***** Available data

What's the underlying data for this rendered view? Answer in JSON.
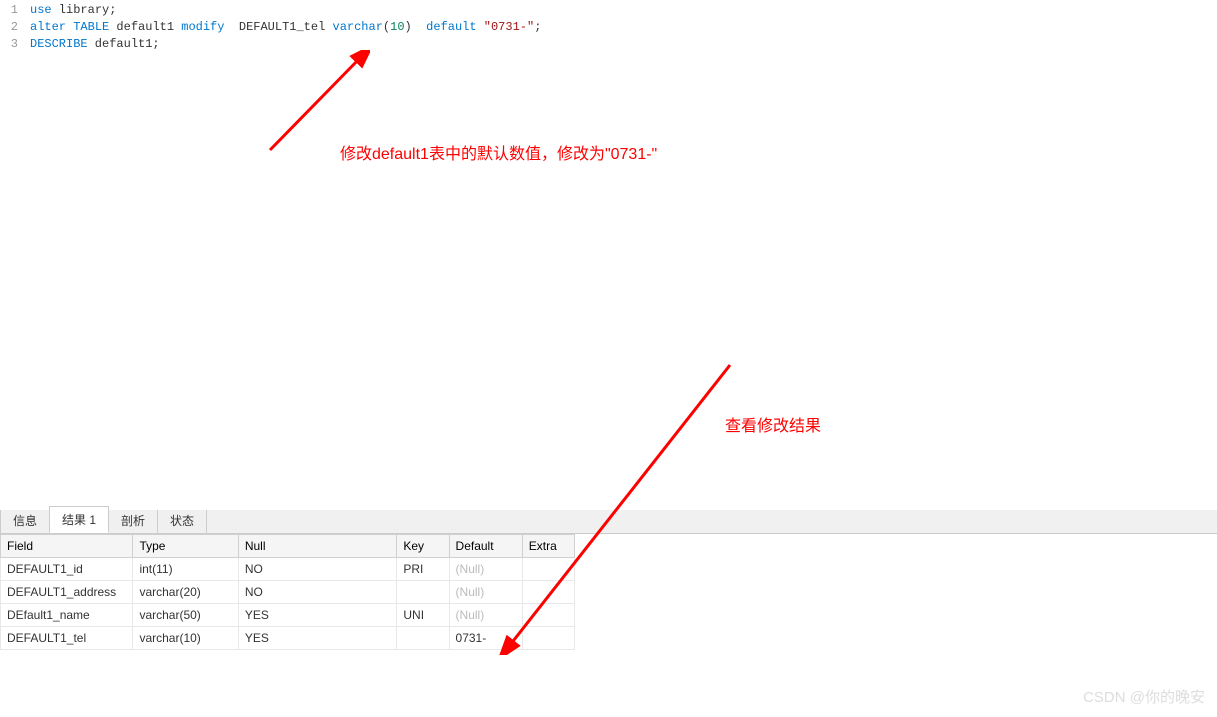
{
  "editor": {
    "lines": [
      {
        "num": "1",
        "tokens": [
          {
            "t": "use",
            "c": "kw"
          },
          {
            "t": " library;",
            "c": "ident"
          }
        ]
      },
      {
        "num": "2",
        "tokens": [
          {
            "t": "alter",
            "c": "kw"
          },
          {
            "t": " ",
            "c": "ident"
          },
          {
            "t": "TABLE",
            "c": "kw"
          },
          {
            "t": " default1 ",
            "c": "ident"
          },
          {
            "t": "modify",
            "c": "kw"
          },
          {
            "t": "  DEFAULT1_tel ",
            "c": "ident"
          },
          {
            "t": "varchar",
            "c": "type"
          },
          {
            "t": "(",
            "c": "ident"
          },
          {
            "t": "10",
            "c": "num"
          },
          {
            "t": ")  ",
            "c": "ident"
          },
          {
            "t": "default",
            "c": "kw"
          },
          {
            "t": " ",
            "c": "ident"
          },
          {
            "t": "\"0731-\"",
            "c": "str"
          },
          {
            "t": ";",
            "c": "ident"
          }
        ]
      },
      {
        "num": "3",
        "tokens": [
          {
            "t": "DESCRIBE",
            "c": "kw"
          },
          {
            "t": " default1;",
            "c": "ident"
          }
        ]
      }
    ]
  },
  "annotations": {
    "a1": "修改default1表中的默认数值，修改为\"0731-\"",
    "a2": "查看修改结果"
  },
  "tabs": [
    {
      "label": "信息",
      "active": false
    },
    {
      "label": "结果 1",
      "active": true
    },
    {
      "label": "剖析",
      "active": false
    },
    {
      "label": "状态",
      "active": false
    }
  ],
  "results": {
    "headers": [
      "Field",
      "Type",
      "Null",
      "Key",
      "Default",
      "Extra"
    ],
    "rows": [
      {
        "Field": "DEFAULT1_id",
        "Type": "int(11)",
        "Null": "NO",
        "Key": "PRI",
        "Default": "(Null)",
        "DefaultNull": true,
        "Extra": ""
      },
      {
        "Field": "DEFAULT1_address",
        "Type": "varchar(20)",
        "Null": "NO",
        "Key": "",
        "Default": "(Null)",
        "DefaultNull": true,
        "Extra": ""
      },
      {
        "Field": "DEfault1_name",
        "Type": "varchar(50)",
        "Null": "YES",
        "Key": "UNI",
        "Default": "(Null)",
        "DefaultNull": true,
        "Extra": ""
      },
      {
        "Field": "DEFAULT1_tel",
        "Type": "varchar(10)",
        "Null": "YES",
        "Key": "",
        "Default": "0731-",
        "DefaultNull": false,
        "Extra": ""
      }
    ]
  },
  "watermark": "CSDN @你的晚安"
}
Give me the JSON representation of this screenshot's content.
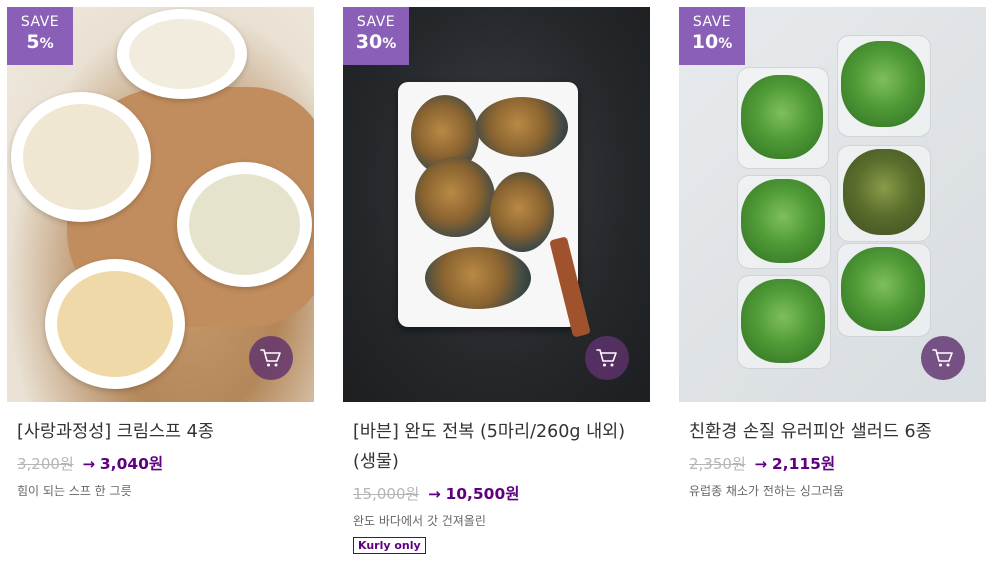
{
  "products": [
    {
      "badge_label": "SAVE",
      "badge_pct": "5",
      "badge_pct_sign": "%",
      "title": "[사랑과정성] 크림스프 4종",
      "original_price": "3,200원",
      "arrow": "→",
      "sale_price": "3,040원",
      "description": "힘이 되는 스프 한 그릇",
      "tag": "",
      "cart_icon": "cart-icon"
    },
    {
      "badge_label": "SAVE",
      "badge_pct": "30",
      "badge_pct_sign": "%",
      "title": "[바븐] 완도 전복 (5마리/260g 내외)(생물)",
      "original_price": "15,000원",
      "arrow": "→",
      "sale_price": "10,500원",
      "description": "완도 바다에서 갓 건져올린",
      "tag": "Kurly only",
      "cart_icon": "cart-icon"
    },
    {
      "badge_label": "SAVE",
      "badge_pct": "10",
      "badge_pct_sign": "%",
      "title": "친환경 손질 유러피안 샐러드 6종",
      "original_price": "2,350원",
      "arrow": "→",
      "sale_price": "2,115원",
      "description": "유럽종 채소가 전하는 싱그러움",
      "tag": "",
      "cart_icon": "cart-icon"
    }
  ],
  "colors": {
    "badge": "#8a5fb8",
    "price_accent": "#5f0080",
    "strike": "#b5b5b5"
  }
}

**********
***** Available data

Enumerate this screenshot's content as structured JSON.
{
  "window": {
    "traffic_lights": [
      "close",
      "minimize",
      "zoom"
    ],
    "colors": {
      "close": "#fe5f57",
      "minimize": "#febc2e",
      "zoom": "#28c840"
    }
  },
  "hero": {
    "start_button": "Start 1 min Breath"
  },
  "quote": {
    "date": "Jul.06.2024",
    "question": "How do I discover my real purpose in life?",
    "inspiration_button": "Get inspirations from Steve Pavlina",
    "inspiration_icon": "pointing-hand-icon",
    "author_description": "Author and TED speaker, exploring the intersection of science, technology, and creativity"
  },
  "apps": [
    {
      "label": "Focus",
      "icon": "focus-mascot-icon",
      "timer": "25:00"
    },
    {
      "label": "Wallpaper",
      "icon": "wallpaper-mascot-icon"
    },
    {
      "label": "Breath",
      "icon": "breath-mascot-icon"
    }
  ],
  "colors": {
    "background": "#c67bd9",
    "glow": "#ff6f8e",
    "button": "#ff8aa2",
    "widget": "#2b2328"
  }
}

**********

Look for the word "content" and return every line where it occurs.

Give me the JSON representation of this screenshot's content.
Enumerate this screenshot's content as structured JSON.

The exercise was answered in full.